书面练习:
请原样输出以下条目：从含有“option-d: D. Relived.”的那一行起，一直到含有“option-d: D. Cats”的那一行为止，首尾两行都包括在内。

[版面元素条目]
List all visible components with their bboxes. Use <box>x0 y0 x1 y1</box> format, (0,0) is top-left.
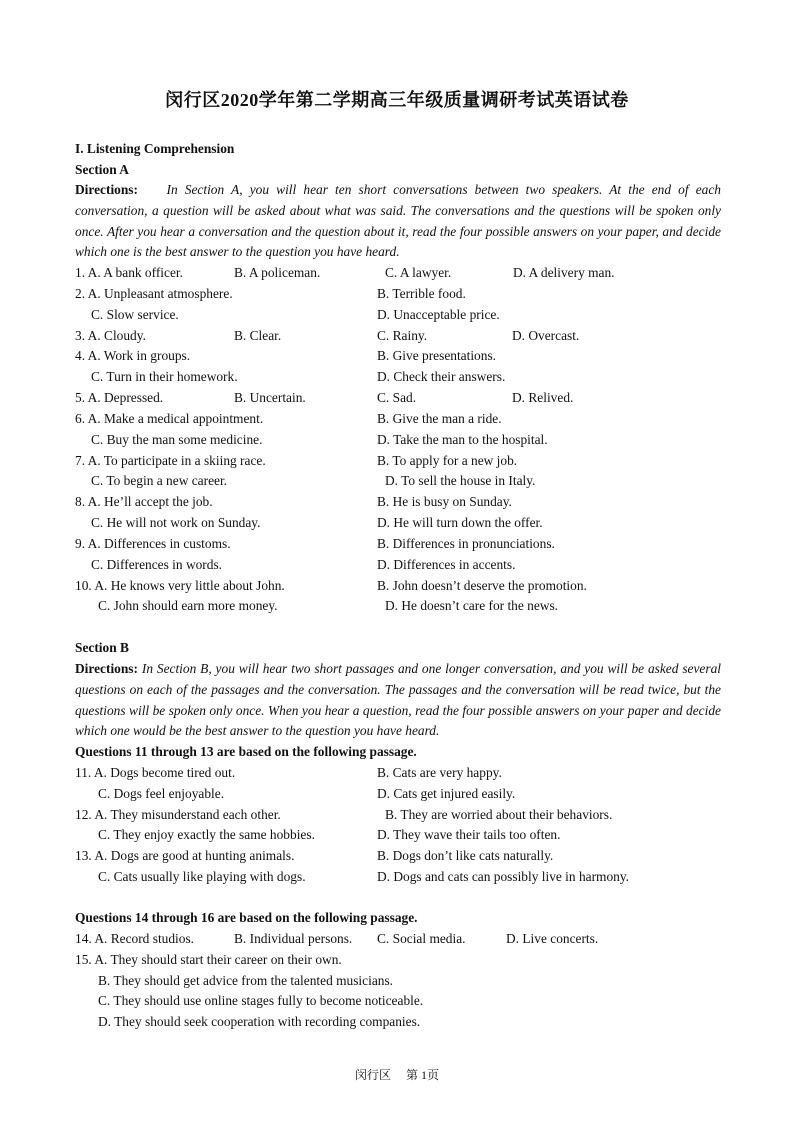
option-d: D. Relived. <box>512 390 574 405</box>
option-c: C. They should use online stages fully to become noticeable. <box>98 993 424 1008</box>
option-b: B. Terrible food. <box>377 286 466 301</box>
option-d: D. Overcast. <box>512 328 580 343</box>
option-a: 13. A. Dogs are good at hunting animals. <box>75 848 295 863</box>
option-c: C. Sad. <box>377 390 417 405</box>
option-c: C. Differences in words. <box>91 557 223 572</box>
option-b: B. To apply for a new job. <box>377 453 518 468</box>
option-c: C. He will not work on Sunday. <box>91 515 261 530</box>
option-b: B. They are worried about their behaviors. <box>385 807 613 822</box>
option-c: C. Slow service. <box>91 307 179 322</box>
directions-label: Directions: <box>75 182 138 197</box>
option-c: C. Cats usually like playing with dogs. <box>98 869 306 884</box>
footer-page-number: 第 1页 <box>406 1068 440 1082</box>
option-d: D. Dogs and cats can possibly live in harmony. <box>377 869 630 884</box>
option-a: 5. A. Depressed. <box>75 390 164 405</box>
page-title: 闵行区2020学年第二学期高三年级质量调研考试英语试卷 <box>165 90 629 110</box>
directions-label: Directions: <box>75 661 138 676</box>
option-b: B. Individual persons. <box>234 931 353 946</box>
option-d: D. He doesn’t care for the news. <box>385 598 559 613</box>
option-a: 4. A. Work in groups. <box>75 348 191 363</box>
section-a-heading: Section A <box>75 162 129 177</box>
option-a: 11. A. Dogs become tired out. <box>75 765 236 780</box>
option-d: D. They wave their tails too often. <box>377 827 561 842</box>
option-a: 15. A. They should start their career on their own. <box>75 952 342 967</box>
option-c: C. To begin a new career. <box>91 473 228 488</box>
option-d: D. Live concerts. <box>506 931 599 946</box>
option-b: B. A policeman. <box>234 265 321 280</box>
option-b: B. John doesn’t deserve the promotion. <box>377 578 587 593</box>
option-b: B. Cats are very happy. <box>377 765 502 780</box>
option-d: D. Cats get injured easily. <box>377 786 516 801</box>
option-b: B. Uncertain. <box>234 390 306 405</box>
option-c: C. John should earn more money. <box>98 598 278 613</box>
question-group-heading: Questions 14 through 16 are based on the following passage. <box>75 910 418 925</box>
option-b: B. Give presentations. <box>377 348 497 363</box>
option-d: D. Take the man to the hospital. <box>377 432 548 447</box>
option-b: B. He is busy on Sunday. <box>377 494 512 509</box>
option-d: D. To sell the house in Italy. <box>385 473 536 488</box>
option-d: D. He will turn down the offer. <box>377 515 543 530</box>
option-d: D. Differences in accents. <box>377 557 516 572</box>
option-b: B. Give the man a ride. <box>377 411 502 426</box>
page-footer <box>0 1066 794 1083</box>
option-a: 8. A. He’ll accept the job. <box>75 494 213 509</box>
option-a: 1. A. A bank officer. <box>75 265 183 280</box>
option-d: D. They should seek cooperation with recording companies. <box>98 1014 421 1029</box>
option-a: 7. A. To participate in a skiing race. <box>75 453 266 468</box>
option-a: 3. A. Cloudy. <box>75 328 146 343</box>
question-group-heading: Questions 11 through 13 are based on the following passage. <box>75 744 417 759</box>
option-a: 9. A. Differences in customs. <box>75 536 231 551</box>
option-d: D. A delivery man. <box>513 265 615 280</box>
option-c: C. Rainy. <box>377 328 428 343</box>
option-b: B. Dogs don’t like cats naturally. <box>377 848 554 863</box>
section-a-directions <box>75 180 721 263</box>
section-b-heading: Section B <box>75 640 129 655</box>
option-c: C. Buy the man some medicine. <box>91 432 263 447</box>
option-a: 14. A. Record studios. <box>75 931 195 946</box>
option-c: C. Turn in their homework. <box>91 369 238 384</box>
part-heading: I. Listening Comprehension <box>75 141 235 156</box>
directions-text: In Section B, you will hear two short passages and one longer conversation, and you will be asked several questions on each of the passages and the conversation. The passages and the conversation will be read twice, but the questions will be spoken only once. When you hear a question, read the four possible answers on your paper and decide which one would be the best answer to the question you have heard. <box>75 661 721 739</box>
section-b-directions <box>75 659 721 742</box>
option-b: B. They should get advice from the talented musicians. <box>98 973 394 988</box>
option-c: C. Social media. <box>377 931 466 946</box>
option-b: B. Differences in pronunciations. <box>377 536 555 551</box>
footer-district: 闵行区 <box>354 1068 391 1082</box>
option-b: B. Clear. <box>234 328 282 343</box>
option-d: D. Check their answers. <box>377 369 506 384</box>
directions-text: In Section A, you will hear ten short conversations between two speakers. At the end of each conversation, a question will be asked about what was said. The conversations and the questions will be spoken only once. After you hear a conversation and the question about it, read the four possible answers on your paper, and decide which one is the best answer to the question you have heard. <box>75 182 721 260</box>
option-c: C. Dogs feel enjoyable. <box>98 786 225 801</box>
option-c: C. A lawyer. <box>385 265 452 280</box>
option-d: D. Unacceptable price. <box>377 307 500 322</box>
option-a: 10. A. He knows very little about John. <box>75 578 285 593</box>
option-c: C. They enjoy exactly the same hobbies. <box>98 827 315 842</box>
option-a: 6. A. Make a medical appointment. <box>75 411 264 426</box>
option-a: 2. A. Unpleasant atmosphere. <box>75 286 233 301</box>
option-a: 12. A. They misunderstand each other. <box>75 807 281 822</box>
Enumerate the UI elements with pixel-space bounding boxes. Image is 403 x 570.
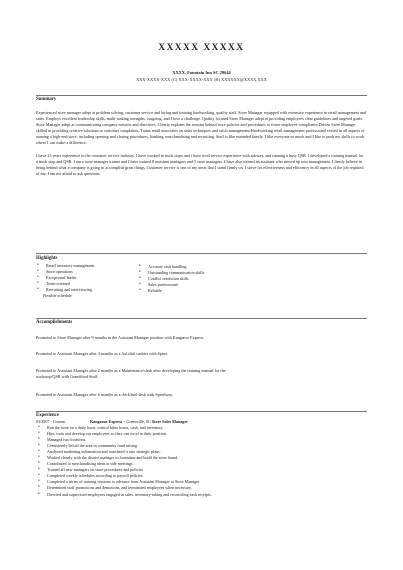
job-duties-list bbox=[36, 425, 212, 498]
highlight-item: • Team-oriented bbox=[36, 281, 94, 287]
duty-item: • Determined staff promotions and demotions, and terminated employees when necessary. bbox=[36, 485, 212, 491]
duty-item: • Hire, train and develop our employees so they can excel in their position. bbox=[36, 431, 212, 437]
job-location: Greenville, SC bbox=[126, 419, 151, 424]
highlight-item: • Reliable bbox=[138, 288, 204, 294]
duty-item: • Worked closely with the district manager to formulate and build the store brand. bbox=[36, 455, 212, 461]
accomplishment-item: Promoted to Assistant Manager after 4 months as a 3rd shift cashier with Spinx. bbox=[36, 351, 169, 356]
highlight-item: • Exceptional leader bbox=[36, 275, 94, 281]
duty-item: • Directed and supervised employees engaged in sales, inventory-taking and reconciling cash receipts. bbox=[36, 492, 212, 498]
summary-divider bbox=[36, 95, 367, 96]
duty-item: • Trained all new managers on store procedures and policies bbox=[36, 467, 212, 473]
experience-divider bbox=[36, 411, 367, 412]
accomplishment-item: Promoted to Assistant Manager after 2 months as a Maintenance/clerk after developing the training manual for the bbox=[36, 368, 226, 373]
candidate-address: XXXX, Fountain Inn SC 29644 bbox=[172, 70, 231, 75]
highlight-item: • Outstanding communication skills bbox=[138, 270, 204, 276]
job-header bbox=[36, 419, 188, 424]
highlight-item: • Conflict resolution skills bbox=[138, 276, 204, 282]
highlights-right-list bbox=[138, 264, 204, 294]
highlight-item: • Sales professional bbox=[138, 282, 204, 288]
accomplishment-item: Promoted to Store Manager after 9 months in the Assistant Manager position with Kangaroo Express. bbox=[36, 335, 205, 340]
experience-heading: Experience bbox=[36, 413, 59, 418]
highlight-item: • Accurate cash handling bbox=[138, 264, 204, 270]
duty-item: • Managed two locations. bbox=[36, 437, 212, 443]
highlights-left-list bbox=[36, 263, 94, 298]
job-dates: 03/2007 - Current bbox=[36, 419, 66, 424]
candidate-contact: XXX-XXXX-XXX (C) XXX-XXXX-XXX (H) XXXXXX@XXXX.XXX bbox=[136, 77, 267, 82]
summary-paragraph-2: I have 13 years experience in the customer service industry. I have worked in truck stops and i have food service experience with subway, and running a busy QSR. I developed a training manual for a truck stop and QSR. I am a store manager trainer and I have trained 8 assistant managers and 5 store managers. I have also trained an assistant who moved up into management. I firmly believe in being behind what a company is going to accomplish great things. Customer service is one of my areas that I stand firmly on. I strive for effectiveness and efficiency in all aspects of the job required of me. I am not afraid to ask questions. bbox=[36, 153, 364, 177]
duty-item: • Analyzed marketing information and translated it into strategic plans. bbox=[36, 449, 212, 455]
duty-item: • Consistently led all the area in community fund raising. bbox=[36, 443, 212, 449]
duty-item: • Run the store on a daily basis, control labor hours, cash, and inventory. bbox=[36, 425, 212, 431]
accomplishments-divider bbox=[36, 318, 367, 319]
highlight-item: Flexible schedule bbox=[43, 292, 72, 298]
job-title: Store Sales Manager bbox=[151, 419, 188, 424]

例题解答:
option-d: D. Relived. <box>512 390 574 405</box>
option-c: C. They should use online stages fully to become noticeable. <box>98 993 424 1008</box>
option-b: B. Terrible food. <box>377 286 466 301</box>
option-d: D. Overcast. <box>512 328 580 343</box>
option-a: 13. A. Dogs are good at hunting animals. <box>75 848 295 863</box>
option-c: C. Sad. <box>377 390 417 405</box>
option-c: C. Differences in words. <box>91 557 223 572</box>
option-b: B. To apply for a new job. <box>377 453 518 468</box>
option-c: C. He will not work on Sunday. <box>91 515 261 530</box>
option-b: B. They are worried about their behaviors. <box>385 807 613 822</box>
option-c: C. Slow service. <box>91 307 179 322</box>
directions-label: Directions: <box>75 182 138 197</box>
option-c: C. Cats usually like playing with dogs. <box>98 869 306 884</box>
footer-page-number: 第 1页 <box>406 1068 440 1082</box>
option-d: D. Dogs and cats can possibly live in harmony. <box>377 869 630 884</box>
option-a: 5. A. Depressed. <box>75 390 164 405</box>
page-title: 闵行区2020学年第二学期高三年级质量调研考试英语试卷 <box>165 90 629 110</box>
directions-label: Directions: <box>75 661 138 676</box>
option-b: B. Individual persons. <box>234 931 353 946</box>
option-d: D. He doesn’t care for the news. <box>385 598 559 613</box>
option-a: 4. A. Work in groups. <box>75 348 191 363</box>
section-a-heading: Section A <box>75 162 129 177</box>
option-a: 11. A. Dogs become tired out. <box>75 765 236 780</box>
option-d: D. They wave their tails too often. <box>377 827 561 842</box>
option-a: 15. A. They should start their career on their own. <box>75 952 342 967</box>
option-c: C. To begin a new career. <box>91 473 228 488</box>
option-d: D. Live concerts. <box>506 931 599 946</box>
option-b: B. A policeman. <box>234 265 321 280</box>
option-b: B. John doesn’t deserve the promotion. <box>377 578 587 593</box>
option-b: B. Cats are very happy. <box>377 765 502 780</box>
option-d: D. Cats get injured easily. <box>377 786 516 801</box>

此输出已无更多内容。